[EXERCISE AIM]
Print, exactly and completely, every entry in the data.

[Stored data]

────────────────────────────────────────

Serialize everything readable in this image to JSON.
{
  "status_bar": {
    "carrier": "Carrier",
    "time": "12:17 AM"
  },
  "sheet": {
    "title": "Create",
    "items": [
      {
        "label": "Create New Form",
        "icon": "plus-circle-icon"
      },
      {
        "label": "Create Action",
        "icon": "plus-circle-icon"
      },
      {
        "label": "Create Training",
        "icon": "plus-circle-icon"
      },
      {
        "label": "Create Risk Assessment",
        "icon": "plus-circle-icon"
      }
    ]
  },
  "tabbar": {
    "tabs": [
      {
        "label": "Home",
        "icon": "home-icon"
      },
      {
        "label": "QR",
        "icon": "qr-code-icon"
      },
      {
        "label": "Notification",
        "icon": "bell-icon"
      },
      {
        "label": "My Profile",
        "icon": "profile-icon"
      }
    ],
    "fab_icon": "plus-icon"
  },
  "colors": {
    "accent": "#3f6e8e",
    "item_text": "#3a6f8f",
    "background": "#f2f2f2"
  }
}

────────────────────────────────────────

[OUTPUT FOR THIS TASK]
Serialize everything readable in this image to JSON.
{
  "status_bar": {
    "carrier": "Carrier",
    "time": "12:17 AM"
  },
  "sheet": {
    "title": "Create",
    "items": [
      {
        "label": "Create New Form",
        "icon": "plus-circle-icon"
      },
      {
        "label": "Create Action",
        "icon": "plus-circle-icon"
      },
      {
        "label": "Create Training",
        "icon": "plus-circle-icon"
      },
      {
        "label": "Create Risk Assessment",
        "icon": "plus-circle-icon"
      }
    ]
  },
  "tabbar": {
    "tabs": [
      {
        "label": "Home",
        "icon": "home-icon"
      },
      {
        "label": "QR",
        "icon": "qr-code-icon"
      },
      {
        "label": "Notification",
        "icon": "bell-icon"
      },
      {
        "label": "My Profile",
        "icon": "profile-icon"
      }
    ],
    "fab_icon": "plus-icon"
  },
  "colors": {
    "accent": "#3f6e8e",
    "item_text": "#3a6f8f",
    "background": "#f2f2f2"
  }
}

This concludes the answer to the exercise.